== REQUIREMENTS ==
Copy every entry exactly as given, minus the images.

== DATA EXCERPTS ==
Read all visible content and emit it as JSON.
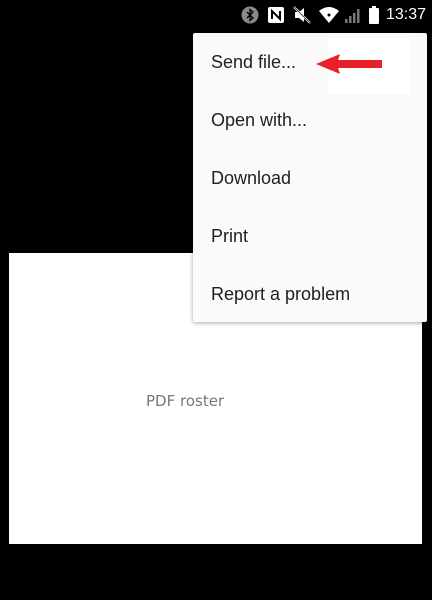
{
  "status_bar": {
    "time": "13:37",
    "icons": [
      "bluetooth-icon",
      "nfc-icon",
      "muted-icon",
      "wifi-icon",
      "signal-icon",
      "battery-icon"
    ]
  },
  "menu": {
    "items": [
      {
        "label": "Send file..."
      },
      {
        "label": "Open with..."
      },
      {
        "label": "Download"
      },
      {
        "label": "Print"
      },
      {
        "label": "Report a problem"
      }
    ]
  },
  "preview": {
    "label": "PDF roster"
  },
  "colors": {
    "background": "#000000",
    "menu_bg": "#fafafa",
    "menu_text": "#212121",
    "preview_bg": "#ffffff",
    "preview_text": "#777777",
    "annotation_arrow": "#e8202a"
  }
}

== SOLUTION FOR THIS TASK ==
Read all visible content and emit it as JSON.
{
  "status_bar": {
    "time": "13:37",
    "icons": [
      "bluetooth-icon",
      "nfc-icon",
      "muted-icon",
      "wifi-icon",
      "signal-icon",
      "battery-icon"
    ]
  },
  "menu": {
    "items": [
      {
        "label": "Send file..."
      },
      {
        "label": "Open with..."
      },
      {
        "label": "Download"
      },
      {
        "label": "Print"
      },
      {
        "label": "Report a problem"
      }
    ]
  },
  "preview": {
    "label": "PDF roster"
  },
  "colors": {
    "background": "#000000",
    "menu_bg": "#fafafa",
    "menu_text": "#212121",
    "preview_bg": "#ffffff",
    "preview_text": "#777777",
    "annotation_arrow": "#e8202a"
  }
}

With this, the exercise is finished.